GOAL OF THE EXERCISE: In your copy, leave out the pictures and repeat the entries below exactly.

(Extracted records)
|---|

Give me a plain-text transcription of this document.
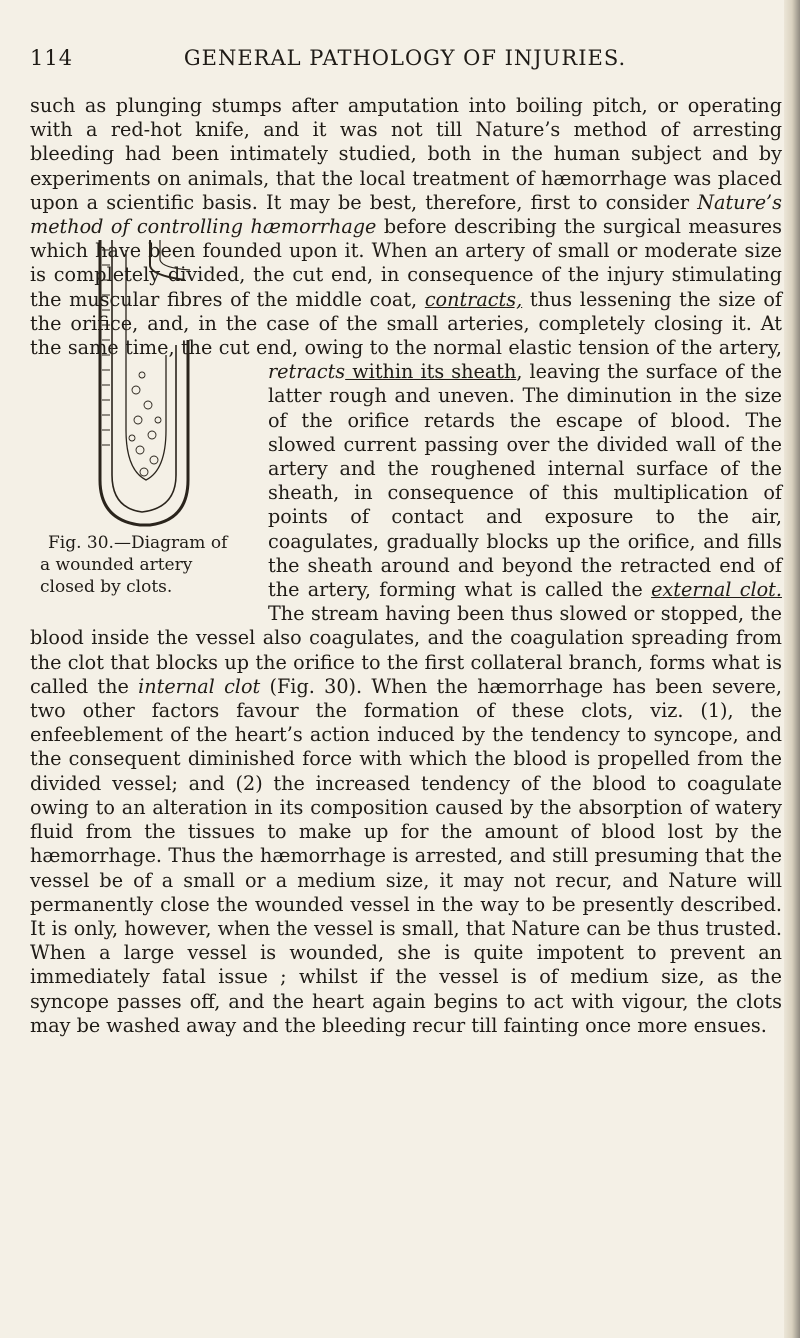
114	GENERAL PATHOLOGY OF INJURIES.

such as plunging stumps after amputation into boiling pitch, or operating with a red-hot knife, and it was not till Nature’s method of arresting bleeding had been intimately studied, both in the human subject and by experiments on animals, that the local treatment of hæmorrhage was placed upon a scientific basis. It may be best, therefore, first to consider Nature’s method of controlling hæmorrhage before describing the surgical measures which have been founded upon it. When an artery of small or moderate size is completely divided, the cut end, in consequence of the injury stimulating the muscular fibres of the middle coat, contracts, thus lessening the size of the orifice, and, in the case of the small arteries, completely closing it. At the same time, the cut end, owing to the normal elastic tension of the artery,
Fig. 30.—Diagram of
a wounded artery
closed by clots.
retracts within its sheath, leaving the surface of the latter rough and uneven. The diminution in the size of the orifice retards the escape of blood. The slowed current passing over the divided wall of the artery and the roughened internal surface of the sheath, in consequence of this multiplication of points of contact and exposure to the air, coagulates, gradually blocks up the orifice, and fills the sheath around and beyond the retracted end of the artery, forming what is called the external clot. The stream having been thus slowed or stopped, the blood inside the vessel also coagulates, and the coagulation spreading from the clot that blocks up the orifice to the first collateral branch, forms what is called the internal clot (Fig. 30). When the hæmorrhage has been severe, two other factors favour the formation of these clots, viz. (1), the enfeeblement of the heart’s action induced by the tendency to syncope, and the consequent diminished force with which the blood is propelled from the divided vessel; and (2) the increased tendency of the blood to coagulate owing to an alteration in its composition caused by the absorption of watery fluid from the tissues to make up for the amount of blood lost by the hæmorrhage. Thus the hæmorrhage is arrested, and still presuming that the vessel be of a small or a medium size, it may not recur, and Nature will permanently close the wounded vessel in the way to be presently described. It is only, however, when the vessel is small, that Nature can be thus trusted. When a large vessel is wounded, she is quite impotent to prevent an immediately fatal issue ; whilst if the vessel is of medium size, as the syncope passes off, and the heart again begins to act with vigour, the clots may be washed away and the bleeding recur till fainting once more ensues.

|---|

SOLUTION TO THE EXERCISE:
Give me a plain-text transcription of this document.
114	GENERAL PATHOLOGY OF INJURIES.

such as plunging stumps after amputation into boiling pitch, or operating with a red-hot knife, and it was not till Nature’s method of arresting bleeding had been intimately studied, both in the human subject and by experiments on animals, that the local treatment of hæmorrhage was placed upon a scientific basis. It may be best, therefore, first to consider Nature’s method of controlling hæmorrhage before describing the surgical measures which have been founded upon it. When an artery of small or moderate size is completely divided, the cut end, in consequence of the injury stimulating the muscular fibres of the middle coat, contracts, thus lessening the size of the orifice, and, in the case of the small arteries, completely closing it. At the same time, the cut end, owing to the normal elastic tension of the artery,
Fig. 30.—Diagram of
a wounded artery
closed by clots.
retracts within its sheath, leaving the surface of the latter rough and uneven. The diminution in the size of the orifice retards the escape of blood. The slowed current passing over the divided wall of the artery and the roughened internal surface of the sheath, in consequence of this multiplication of points of contact and exposure to the air, coagulates, gradually blocks up the orifice, and fills the sheath around and beyond the retracted end of the artery, forming what is called the external clot. The stream having been thus slowed or stopped, the blood inside the vessel also coagulates, and the coagulation spreading from the clot that blocks up the orifice to the first collateral branch, forms what is called the internal clot (Fig. 30). When the hæmorrhage has been severe, two other factors favour the formation of these clots, viz. (1), the enfeeblement of the heart’s action induced by the tendency to syncope, and the consequent diminished force with which the blood is propelled from the divided vessel; and (2) the increased tendency of the blood to coagulate owing to an alteration in its composition caused by the absorption of watery fluid from the tissues to make up for the amount of blood lost by the hæmorrhage. Thus the hæmorrhage is arrested, and still presuming that the vessel be of a small or a medium size, it may not recur, and Nature will permanently close the wounded vessel in the way to be presently described. It is only, however, when the vessel is small, that Nature can be thus trusted. When a large vessel is wounded, she is quite impotent to prevent an immediately fatal issue ; whilst if the vessel is of medium size, as the syncope passes off, and the heart again begins to act with vigour, the clots may be washed away and the bleeding recur till fainting once more ensues.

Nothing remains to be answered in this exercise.